(Raw records)
* * *
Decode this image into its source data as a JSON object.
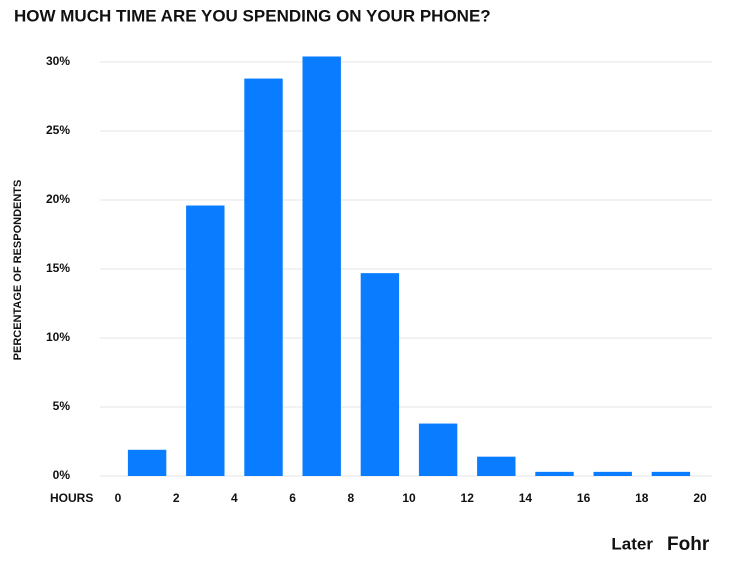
{
  "chart_data": {
    "type": "histogram",
    "title": "HOW MUCH TIME ARE YOU SPENDING ON YOUR PHONE?",
    "x_label": "HOURS",
    "y_label": "PERCENTAGE OF RESPONDENTS",
    "bins": [
      0,
      2,
      4,
      6,
      8,
      10,
      12,
      14,
      16,
      18,
      20
    ],
    "values": [
      1.9,
      19.6,
      28.8,
      30.4,
      14.7,
      3.8,
      1.4,
      0.3,
      0.3,
      0.3
    ],
    "color": "#0a7cff",
    "xlim": [
      0,
      20
    ],
    "xticks": [
      0,
      2,
      4,
      6,
      8,
      10,
      12,
      14,
      16,
      18,
      20
    ],
    "ylim": [
      0,
      30
    ],
    "yticks": [
      {
        "value": 0,
        "label": "0%"
      },
      {
        "value": 5,
        "label": "5%"
      },
      {
        "value": 10,
        "label": "10%"
      },
      {
        "value": 15,
        "label": "15%"
      },
      {
        "value": 20,
        "label": "20%"
      },
      {
        "value": 25,
        "label": "25%"
      },
      {
        "value": 30,
        "label": "30%"
      }
    ],
    "grid": true,
    "annotations": [
      "Later",
      "Fohr"
    ]
  }
}
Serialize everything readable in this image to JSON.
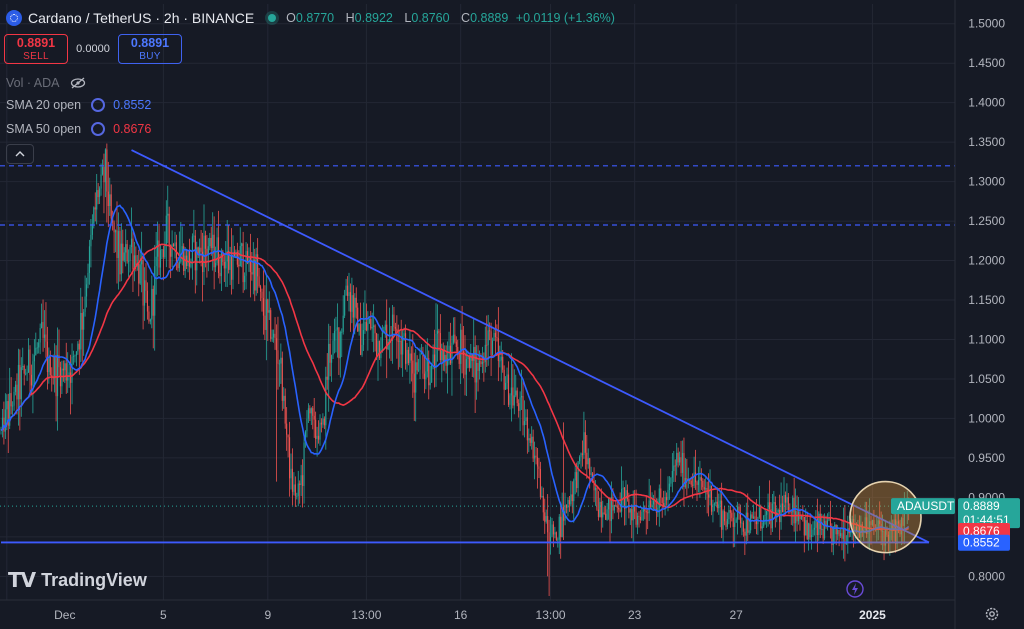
{
  "header": {
    "title": "Cardano / TetherUS · 2h · BINANCE",
    "ohlc": [
      {
        "key": "O",
        "value": "0.8770"
      },
      {
        "key": "H",
        "value": "0.8922"
      },
      {
        "key": "L",
        "value": "0.8760"
      },
      {
        "key": "C",
        "value": "0.8889"
      }
    ],
    "change": "+0.0119 (+1.36%)"
  },
  "trade": {
    "sell_price": "0.8891",
    "sell_label": "SELL",
    "spread": "0.0000",
    "buy_price": "0.8891",
    "buy_label": "BUY"
  },
  "indicators": {
    "vol_label": "Vol · ADA",
    "sma20_label": "SMA 20 open",
    "sma20_value": "0.8552",
    "sma50_label": "SMA 50 open",
    "sma50_value": "0.8676"
  },
  "collapse_icon": "chevron-up-icon",
  "brand": "TradingView",
  "colors": {
    "background": "#161a25",
    "up": "#26a69a",
    "down": "#ef5350",
    "sma20": "#2962ff",
    "sma50": "#f23645",
    "trendline": "#3d5afe",
    "dashed": "#3d5afe",
    "highlight": "#c8893a"
  },
  "chart_data": {
    "type": "candlestick",
    "symbol": "ADAUSDT",
    "last_price": "0.8889",
    "countdown": "01:44:51",
    "sma50_tag": "0.8676",
    "sma20_tag": "0.8552",
    "y_ticks": [
      "1.5000",
      "1.4500",
      "1.4000",
      "1.3500",
      "1.3000",
      "1.2500",
      "1.2000",
      "1.1500",
      "1.1000",
      "1.0500",
      "1.0000",
      "0.9500",
      "0.9000",
      "0.8500",
      "0.8000"
    ],
    "y_range": [
      0.77,
      1.525
    ],
    "x_labels": [
      "Dec",
      "5",
      "9",
      "13:00",
      "16",
      "13:00",
      "23",
      "27",
      "2025"
    ],
    "x_label_bars": [
      4,
      112,
      184,
      252,
      317,
      379,
      437,
      507,
      601
    ],
    "total_bars": 627,
    "close_anchors": [
      [
        0,
        0.985
      ],
      [
        10,
        1.03
      ],
      [
        20,
        1.07
      ],
      [
        28,
        1.1
      ],
      [
        34,
        1.06
      ],
      [
        42,
        1.06
      ],
      [
        50,
        1.07
      ],
      [
        56,
        1.13
      ],
      [
        62,
        1.22
      ],
      [
        66,
        1.28
      ],
      [
        72,
        1.31
      ],
      [
        76,
        1.25
      ],
      [
        82,
        1.2
      ],
      [
        90,
        1.22
      ],
      [
        96,
        1.18
      ],
      [
        102,
        1.12
      ],
      [
        108,
        1.2
      ],
      [
        114,
        1.23
      ],
      [
        120,
        1.22
      ],
      [
        128,
        1.2
      ],
      [
        136,
        1.21
      ],
      [
        144,
        1.22
      ],
      [
        152,
        1.2
      ],
      [
        160,
        1.2
      ],
      [
        168,
        1.2
      ],
      [
        176,
        1.19
      ],
      [
        180,
        1.14
      ],
      [
        186,
        1.11
      ],
      [
        192,
        1.08
      ],
      [
        196,
        1.0
      ],
      [
        200,
        0.92
      ],
      [
        204,
        0.9
      ],
      [
        208,
        0.93
      ],
      [
        212,
        1.02
      ],
      [
        216,
        0.98
      ],
      [
        222,
        0.99
      ],
      [
        226,
        1.08
      ],
      [
        230,
        1.1
      ],
      [
        234,
        1.11
      ],
      [
        238,
        1.17
      ],
      [
        242,
        1.15
      ],
      [
        248,
        1.1
      ],
      [
        254,
        1.12
      ],
      [
        260,
        1.1
      ],
      [
        266,
        1.11
      ],
      [
        272,
        1.12
      ],
      [
        278,
        1.09
      ],
      [
        284,
        1.06
      ],
      [
        290,
        1.08
      ],
      [
        296,
        1.06
      ],
      [
        302,
        1.09
      ],
      [
        308,
        1.07
      ],
      [
        314,
        1.09
      ],
      [
        320,
        1.08
      ],
      [
        328,
        1.06
      ],
      [
        334,
        1.09
      ],
      [
        340,
        1.1
      ],
      [
        344,
        1.06
      ],
      [
        350,
        1.04
      ],
      [
        356,
        1.02
      ],
      [
        362,
        0.99
      ],
      [
        366,
        0.97
      ],
      [
        370,
        0.94
      ],
      [
        374,
        0.88
      ],
      [
        378,
        0.86
      ],
      [
        382,
        0.85
      ],
      [
        388,
        0.88
      ],
      [
        392,
        0.9
      ],
      [
        396,
        0.92
      ],
      [
        402,
        0.97
      ],
      [
        406,
        0.93
      ],
      [
        410,
        0.9
      ],
      [
        418,
        0.88
      ],
      [
        424,
        0.89
      ],
      [
        430,
        0.9
      ],
      [
        436,
        0.87
      ],
      [
        442,
        0.88
      ],
      [
        448,
        0.9
      ],
      [
        454,
        0.89
      ],
      [
        460,
        0.9
      ],
      [
        466,
        0.95
      ],
      [
        472,
        0.93
      ],
      [
        478,
        0.92
      ],
      [
        486,
        0.91
      ],
      [
        494,
        0.89
      ],
      [
        500,
        0.87
      ],
      [
        506,
        0.88
      ],
      [
        512,
        0.87
      ],
      [
        520,
        0.87
      ],
      [
        528,
        0.875
      ],
      [
        536,
        0.88
      ],
      [
        544,
        0.89
      ],
      [
        552,
        0.88
      ],
      [
        556,
        0.85
      ],
      [
        562,
        0.86
      ],
      [
        570,
        0.86
      ],
      [
        576,
        0.85
      ],
      [
        582,
        0.86
      ],
      [
        590,
        0.865
      ],
      [
        600,
        0.86
      ],
      [
        606,
        0.86
      ],
      [
        612,
        0.85
      ],
      [
        620,
        0.86
      ],
      [
        626,
        0.8889
      ]
    ],
    "annotations": {
      "descending_trendline": {
        "from": [
          90,
          1.34
        ],
        "to": [
          640,
          0.8429
        ]
      },
      "support_line": {
        "from": [
          0,
          0.8429
        ],
        "to": [
          640,
          0.8429
        ]
      },
      "resistance_dashed_1": 1.32,
      "resistance_dashed_2": 1.245,
      "last_price_dotted": 0.8889,
      "highlight_circle_center": [
        610,
        0.875
      ],
      "highlight_circle_radius_price": 0.045
    }
  }
}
* * *
__Set exercise__
Transcribe the records above verbatim. Do not carry over any picture.

__Response__
Decode this image into its source data as a JSON object.
{
  "chart_data": {
    "type": "histogram",
    "title": "HOW MUCH TIME ARE YOU SPENDING ON YOUR PHONE?",
    "x_label": "HOURS",
    "y_label": "PERCENTAGE OF RESPONDENTS",
    "bins": [
      0,
      2,
      4,
      6,
      8,
      10,
      12,
      14,
      16,
      18,
      20
    ],
    "values": [
      1.9,
      19.6,
      28.8,
      30.4,
      14.7,
      3.8,
      1.4,
      0.3,
      0.3,
      0.3
    ],
    "color": "#0a7cff",
    "xlim": [
      0,
      20
    ],
    "xticks": [
      0,
      2,
      4,
      6,
      8,
      10,
      12,
      14,
      16,
      18,
      20
    ],
    "ylim": [
      0,
      30
    ],
    "yticks": [
      {
        "value": 0,
        "label": "0%"
      },
      {
        "value": 5,
        "label": "5%"
      },
      {
        "value": 10,
        "label": "10%"
      },
      {
        "value": 15,
        "label": "15%"
      },
      {
        "value": 20,
        "label": "20%"
      },
      {
        "value": 25,
        "label": "25%"
      },
      {
        "value": 30,
        "label": "30%"
      }
    ],
    "grid": true,
    "annotations": [
      "Later",
      "Fohr"
    ]
  }
}
Serialize everything readable in this image to JSON.
{
  "header": {
    "title": "Cardano / TetherUS · 2h · BINANCE",
    "ohlc": [
      {
        "key": "O",
        "value": "0.8770"
      },
      {
        "key": "H",
        "value": "0.8922"
      },
      {
        "key": "L",
        "value": "0.8760"
      },
      {
        "key": "C",
        "value": "0.8889"
      }
    ],
    "change": "+0.0119 (+1.36%)"
  },
  "trade": {
    "sell_price": "0.8891",
    "sell_label": "SELL",
    "spread": "0.0000",
    "buy_price": "0.8891",
    "buy_label": "BUY"
  },
  "indicators": {
    "vol_label": "Vol · ADA",
    "sma20_label": "SMA 20 open",
    "sma20_value": "0.8552",
    "sma50_label": "SMA 50 open",
    "sma50_value": "0.8676"
  },
  "collapse_icon": "chevron-up-icon",
  "brand": "TradingView",
  "colors": {
    "background": "#161a25",
    "up": "#26a69a",
    "down": "#ef5350",
    "sma20": "#2962ff",
    "sma50": "#f23645",
    "trendline": "#3d5afe",
    "dashed": "#3d5afe",
    "highlight": "#c8893a"
  },
  "chart_data": {
    "type": "candlestick",
    "symbol": "ADAUSDT",
    "last_price": "0.8889",
    "countdown": "01:44:51",
    "sma50_tag": "0.8676",
    "sma20_tag": "0.8552",
    "y_ticks": [
      "1.5000",
      "1.4500",
      "1.4000",
      "1.3500",
      "1.3000",
      "1.2500",
      "1.2000",
      "1.1500",
      "1.1000",
      "1.0500",
      "1.0000",
      "0.9500",
      "0.9000",
      "0.8500",
      "0.8000"
    ],
    "y_range": [
      0.77,
      1.525
    ],
    "x_labels": [
      "Dec",
      "5",
      "9",
      "13:00",
      "16",
      "13:00",
      "23",
      "27",
      "2025"
    ],
    "x_label_bars": [
      4,
      112,
      184,
      252,
      317,
      379,
      437,
      507,
      601
    ],
    "total_bars": 627,
    "close_anchors": [
      [
        0,
        0.985
      ],
      [
        10,
        1.03
      ],
      [
        20,
        1.07
      ],
      [
        28,
        1.1
      ],
      [
        34,
        1.06
      ],
      [
        42,
        1.06
      ],
      [
        50,
        1.07
      ],
      [
        56,
        1.13
      ],
      [
        62,
        1.22
      ],
      [
        66,
        1.28
      ],
      [
        72,
        1.31
      ],
      [
        76,
        1.25
      ],
      [
        82,
        1.2
      ],
      [
        90,
        1.22
      ],
      [
        96,
        1.18
      ],
      [
        102,
        1.12
      ],
      [
        108,
        1.2
      ],
      [
        114,
        1.23
      ],
      [
        120,
        1.22
      ],
      [
        128,
        1.2
      ],
      [
        136,
        1.21
      ],
      [
        144,
        1.22
      ],
      [
        152,
        1.2
      ],
      [
        160,
        1.2
      ],
      [
        168,
        1.2
      ],
      [
        176,
        1.19
      ],
      [
        180,
        1.14
      ],
      [
        186,
        1.11
      ],
      [
        192,
        1.08
      ],
      [
        196,
        1.0
      ],
      [
        200,
        0.92
      ],
      [
        204,
        0.9
      ],
      [
        208,
        0.93
      ],
      [
        212,
        1.02
      ],
      [
        216,
        0.98
      ],
      [
        222,
        0.99
      ],
      [
        226,
        1.08
      ],
      [
        230,
        1.1
      ],
      [
        234,
        1.11
      ],
      [
        238,
        1.17
      ],
      [
        242,
        1.15
      ],
      [
        248,
        1.1
      ],
      [
        254,
        1.12
      ],
      [
        260,
        1.1
      ],
      [
        266,
        1.11
      ],
      [
        272,
        1.12
      ],
      [
        278,
        1.09
      ],
      [
        284,
        1.06
      ],
      [
        290,
        1.08
      ],
      [
        296,
        1.06
      ],
      [
        302,
        1.09
      ],
      [
        308,
        1.07
      ],
      [
        314,
        1.09
      ],
      [
        320,
        1.08
      ],
      [
        328,
        1.06
      ],
      [
        334,
        1.09
      ],
      [
        340,
        1.1
      ],
      [
        344,
        1.06
      ],
      [
        350,
        1.04
      ],
      [
        356,
        1.02
      ],
      [
        362,
        0.99
      ],
      [
        366,
        0.97
      ],
      [
        370,
        0.94
      ],
      [
        374,
        0.88
      ],
      [
        378,
        0.86
      ],
      [
        382,
        0.85
      ],
      [
        388,
        0.88
      ],
      [
        392,
        0.9
      ],
      [
        396,
        0.92
      ],
      [
        402,
        0.97
      ],
      [
        406,
        0.93
      ],
      [
        410,
        0.9
      ],
      [
        418,
        0.88
      ],
      [
        424,
        0.89
      ],
      [
        430,
        0.9
      ],
      [
        436,
        0.87
      ],
      [
        442,
        0.88
      ],
      [
        448,
        0.9
      ],
      [
        454,
        0.89
      ],
      [
        460,
        0.9
      ],
      [
        466,
        0.95
      ],
      [
        472,
        0.93
      ],
      [
        478,
        0.92
      ],
      [
        486,
        0.91
      ],
      [
        494,
        0.89
      ],
      [
        500,
        0.87
      ],
      [
        506,
        0.88
      ],
      [
        512,
        0.87
      ],
      [
        520,
        0.87
      ],
      [
        528,
        0.875
      ],
      [
        536,
        0.88
      ],
      [
        544,
        0.89
      ],
      [
        552,
        0.88
      ],
      [
        556,
        0.85
      ],
      [
        562,
        0.86
      ],
      [
        570,
        0.86
      ],
      [
        576,
        0.85
      ],
      [
        582,
        0.86
      ],
      [
        590,
        0.865
      ],
      [
        600,
        0.86
      ],
      [
        606,
        0.86
      ],
      [
        612,
        0.85
      ],
      [
        620,
        0.86
      ],
      [
        626,
        0.8889
      ]
    ],
    "annotations": {
      "descending_trendline": {
        "from": [
          90,
          1.34
        ],
        "to": [
          640,
          0.8429
        ]
      },
      "support_line": {
        "from": [
          0,
          0.8429
        ],
        "to": [
          640,
          0.8429
        ]
      },
      "resistance_dashed_1": 1.32,
      "resistance_dashed_2": 1.245,
      "last_price_dotted": 0.8889,
      "highlight_circle_center": [
        610,
        0.875
      ],
      "highlight_circle_radius_price": 0.045
    }
  }
}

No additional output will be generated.